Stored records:

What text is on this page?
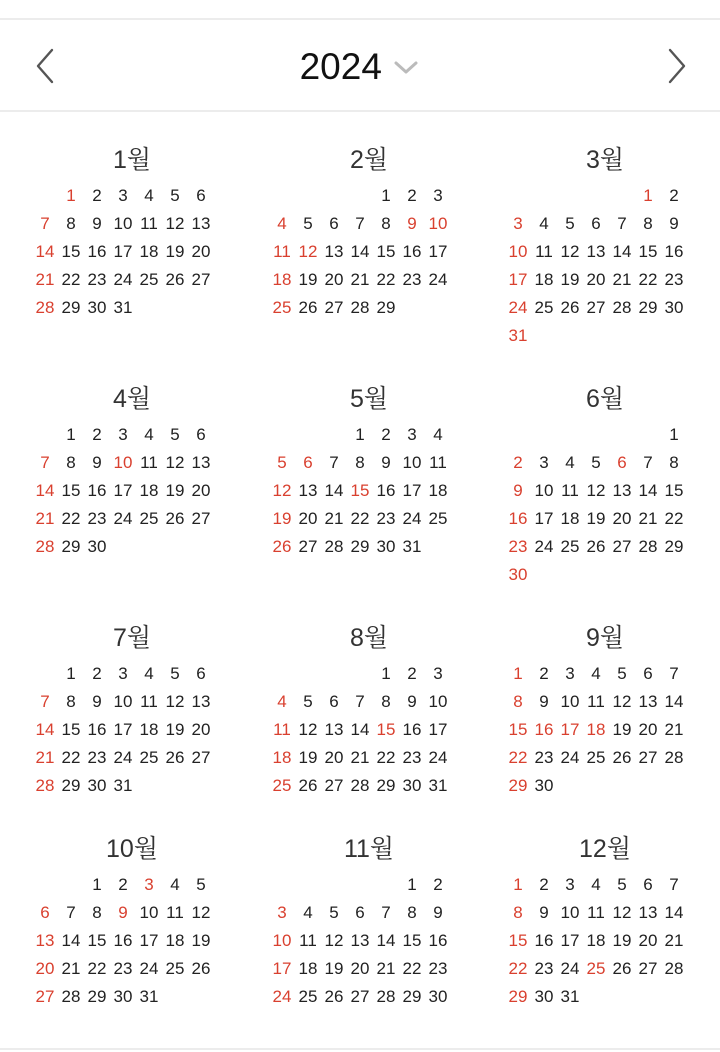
2024
1월
1 2 3 4 5 6
7 8 9 10 11 12 13
14 15 16 17 18 19 20
21 22 23 24 25 26 27
28 29 30 31
2월
1 2 3
4 5 6 7 8 9 10
11 12 13 14 15 16 17
18 19 20 21 22 23 24
25 26 27 28 29
3월
1 2
3 4 5 6 7 8 9
10 11 12 13 14 15 16
17 18 19 20 21 22 23
24 25 26 27 28 29 30
31
4월
1 2 3 4 5 6
7 8 9 10 11 12 13
14 15 16 17 18 19 20
21 22 23 24 25 26 27
28 29 30
5월
1 2 3 4
5 6 7 8 9 10 11
12 13 14 15 16 17 18
19 20 21 22 23 24 25
26 27 28 29 30 31
6월
1
2 3 4 5 6 7 8
9 10 11 12 13 14 15
16 17 18 19 20 21 22
23 24 25 26 27 28 29
30
7월
1 2 3 4 5 6
7 8 9 10 11 12 13
14 15 16 17 18 19 20
21 22 23 24 25 26 27
28 29 30 31
8월
1 2 3
4 5 6 7 8 9 10
11 12 13 14 15 16 17
18 19 20 21 22 23 24
25 26 27 28 29 30 31
9월
1 2 3 4 5 6 7
8 9 10 11 12 13 14
15 16 17 18 19 20 21
22 23 24 25 26 27 28
29 30
10월
1 2 3 4 5
6 7 8 9 10 11 12
13 14 15 16 17 18 19
20 21 22 23 24 25 26
27 28 29 30 31
11월
1 2
3 4 5 6 7 8 9
10 11 12 13 14 15 16
17 18 19 20 21 22 23
24 25 26 27 28 29 30
12월
1 2 3 4 5 6 7
8 9 10 11 12 13 14
15 16 17 18 19 20 21
22 23 24 25 26 27 28
29 30 31
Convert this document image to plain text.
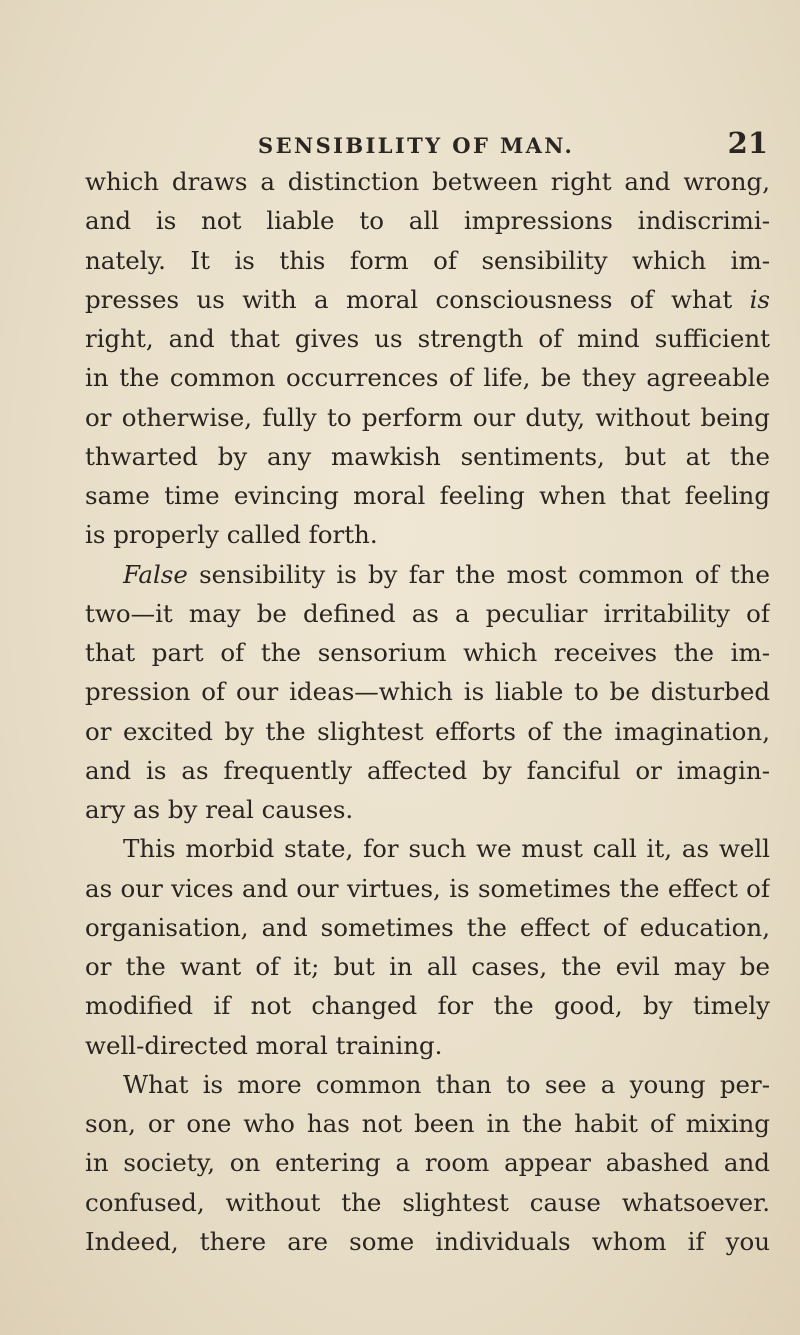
SENSIBILITY OF MAN.	21
which draws a distinction between right and wrong,
and is not liable to all impressions indiscrimi-
nately. It is this form of sensibility which im-
presses us with a moral consciousness of what is
right, and that gives us strength of mind sufficient
in the common occurrences of life, be they agreeable
or otherwise, fully to perform our duty, without being
thwarted by any mawkish sentiments, but at the
same time evincing moral feeling when that feeling
is properly called forth.
False sensibility is by far the most common of the
two—it may be defined as a peculiar irritability of
that part of the sensorium which receives the im-
pression of our ideas—which is liable to be disturbed
or excited by the slightest efforts of the imagination,
and is as frequently affected by fanciful or imagin-
ary as by real causes.
This morbid state, for such we must call it, as well
as our vices and our virtues, is sometimes the effect of
organisation, and sometimes the effect of education,
or the want of it; but in all cases, the evil may be
modified if not changed for the good, by timely
well-directed moral training.
What is more common than to see a young per-
son, or one who has not been in the habit of mixing
in society, on entering a room appear abashed and
confused, without the slightest cause whatsoever.
Indeed, there are some individuals whom if you
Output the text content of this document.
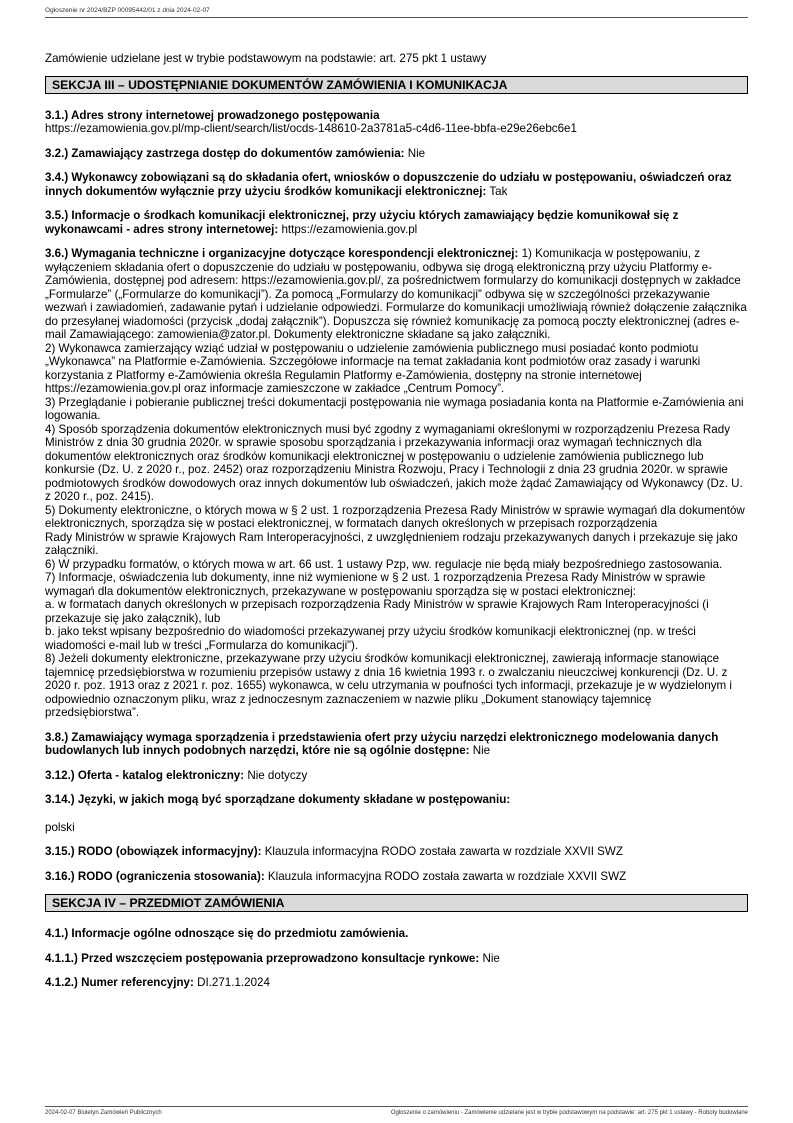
Ogłoszenie nr 2024/BZP 00095442/01 z dnia 2024-02-07

Zamówienie udzielane jest w trybie podstawowym na podstawie: art. 275 pkt 1 ustawy

SEKCJA III – UDOSTĘPNIANIE DOKUMENTÓW ZAMÓWIENIA I KOMUNIKACJA
3.1.) Adres strony internetowej prowadzonego postępowania
https://ezamowienia.gov.pl/mp-client/search/list/ocds-148610-2a3781a5-c4d6-11ee-bbfa-e29e26ebc6e1
3.2.) Zamawiający zastrzega dostęp do dokumentów zamówienia: Nie
3.4.) Wykonawcy zobowiązani są do składania ofert, wniosków o dopuszczenie do udziału w postępowaniu, oświadczeń oraz innych dokumentów wyłącznie przy użyciu środków komunikacji elektronicznej: Tak
3.5.) Informacje o środkach komunikacji elektronicznej, przy użyciu których zamawiający będzie komunikował się z wykonawcami - adres strony internetowej: https://ezamowienia.gov.pl

3.6.) Wymagania techniczne i organizacyjne dotyczące korespondencji elektronicznej: 1) Komunikacja w postępowaniu, z wyłączeniem składania ofert o dopuszczenie do udziału w postępowaniu, odbywa się drogą elektroniczną przy użyciu Platformy e-Zamówienia, dostępnej pod adresem: https://ezamowienia.gov.pl/, za pośrednictwem formularzy do komunikacji dostępnych w zakładce „Formularze” („Formularze do komunikacji”). Za pomocą „Formularzy do komunikacji” odbywa się w szczególności przekazywanie wezwań i zawiadomień, zadawanie pytań i udzielanie odpowiedzi. Formularze do komunikacji umożliwiają również dołączenie załącznika do przesyłanej wiadomości (przycisk „dodaj załącznik”). Dopuszcza się również komunikację za pomocą poczty elektronicznej (adres e-mail Zamawiającego: zamowienia@zator.pl. Dokumenty elektroniczne składane są jako załączniki.
2) Wykonawca zamierzający wziąć udział w postępowaniu o udzielenie zamówienia publicznego musi posiadać konto podmiotu „Wykonawca” na Platformie e-Zamówienia. Szczegółowe informacje na temat zakładania kont podmiotów oraz zasady i warunki korzystania z Platformy e-Zamówienia określa Regulamin Platformy e-Zamówienia, dostępny na stronie internetowej https://ezamowienia.gov.pl oraz informacje zamieszczone w zakładce „Centrum Pomocy”.
3) Przeglądanie i pobieranie publicznej treści dokumentacji postępowania nie wymaga posiadania konta na Platformie e-Zamówienia ani logowania.
4) Sposób sporządzenia dokumentów elektronicznych musi być zgodny z wymaganiami określonymi w rozporządzeniu Prezesa Rady Ministrów z dnia 30 grudnia 2020r. w sprawie sposobu sporządzania i przekazywania informacji oraz wymagań technicznych dla dokumentów elektronicznych oraz środków komunikacji elektronicznej w postępowaniu o udzielenie zamówienia publicznego lub konkursie (Dz. U. z 2020 r., poz. 2452) oraz rozporządzeniu Ministra Rozwoju, Pracy i Technologii z dnia 23 grudnia 2020r. w sprawie podmiotowych środków dowodowych oraz innych dokumentów lub oświadczeń, jakich może żądać Zamawiający od Wykonawcy (Dz. U. z 2020 r., poz. 2415).
5) Dokumenty elektroniczne, o których mowa w § 2 ust. 1 rozporządzenia Prezesa Rady Ministrów w sprawie wymagań dla dokumentów elektronicznych, sporządza się w postaci elektronicznej, w formatach danych określonych w przepisach rozporządzenia
Rady Ministrów w sprawie Krajowych Ram Interoperacyjności, z uwzględnieniem rodzaju przekazywanych danych i przekazuje się jako załączniki.
6) W przypadku formatów, o których mowa w art. 66 ust. 1 ustawy Pzp, ww. regulacje nie będą miały bezpośredniego zastosowania.
7) Informacje, oświadczenia lub dokumenty, inne niż wymienione w § 2 ust. 1 rozporządzenia Prezesa Rady Ministrów w sprawie wymagań dla dokumentów elektronicznych, przekazywane w postępowaniu sporządza się w postaci elektronicznej:
a. w formatach danych określonych w przepisach rozporządzenia Rady Ministrów w sprawie Krajowych Ram Interoperacyjności (i przekazuje się jako załącznik), lub
b. jako tekst wpisany bezpośrednio do wiadomości przekazywanej przy użyciu środków komunikacji elektronicznej (np. w treści wiadomości e-mail lub w treści „Formularza do komunikacji”).
8) Jeżeli dokumenty elektroniczne, przekazywane przy użyciu środków komunikacji elektronicznej, zawierają informacje stanowiące tajemnicę przedsiębiorstwa w rozumieniu przepisów ustawy z dnia 16 kwietnia 1993 r. o zwalczaniu nieuczciwej konkurencji (Dz. U. z 2020 r. poz. 1913 oraz z 2021 r. poz. 1655) wykonawca, w celu utrzymania w poufności tych informacji, przekazuje je w wydzielonym i odpowiednio oznaczonym pliku, wraz z jednoczesnym zaznaczeniem w nazwie pliku „Dokument stanowiący tajemnicę przedsiębiorstwa”.

3.8.) Zamawiający wymaga sporządzenia i przedstawienia ofert przy użyciu narzędzi elektronicznego modelowania danych budowlanych lub innych podobnych narzędzi, które nie są ogólnie dostępne: Nie
3.12.) Oferta - katalog elektroniczny: Nie dotyczy
3.14.) Języki, w jakich mogą być sporządzane dokumenty składane w postępowaniu:
polski
3.15.) RODO (obowiązek informacyjny): Klauzula informacyjna RODO została zawarta w rozdziale XXVII SWZ
3.16.) RODO (ograniczenia stosowania): Klauzula informacyjna RODO została zawarta w rozdziale XXVII SWZ
SEKCJA IV – PRZEDMIOT ZAMÓWIENIA
4.1.) Informacje ogólne odnoszące się do przedmiotu zamówienia.
4.1.1.) Przed wszczęciem postępowania przeprowadzono konsultacje rynkowe: Nie
4.1.2.) Numer referencyjny: DI.271.1.2024
2024-02-07 Biuletyn Zamówień Publicznych	Ogłoszenie o zamówieniu - Zamówienie udzielane jest w trybie podstawowym na podstawie: art. 275 pkt 1 ustawy - Roboty budowlane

PROBLEM TO SOLVE:
Write out every line of the listing that holds the word "XXVII".

THE RESPONSE:
3.15.) RODO (obowiązek informacyjny): Klauzula informacyjna RODO została zawarta w rozdziale XXVII SWZ
3.16.) RODO (ograniczenia stosowania): Klauzula informacyjna RODO została zawarta w rozdziale XXVII SWZ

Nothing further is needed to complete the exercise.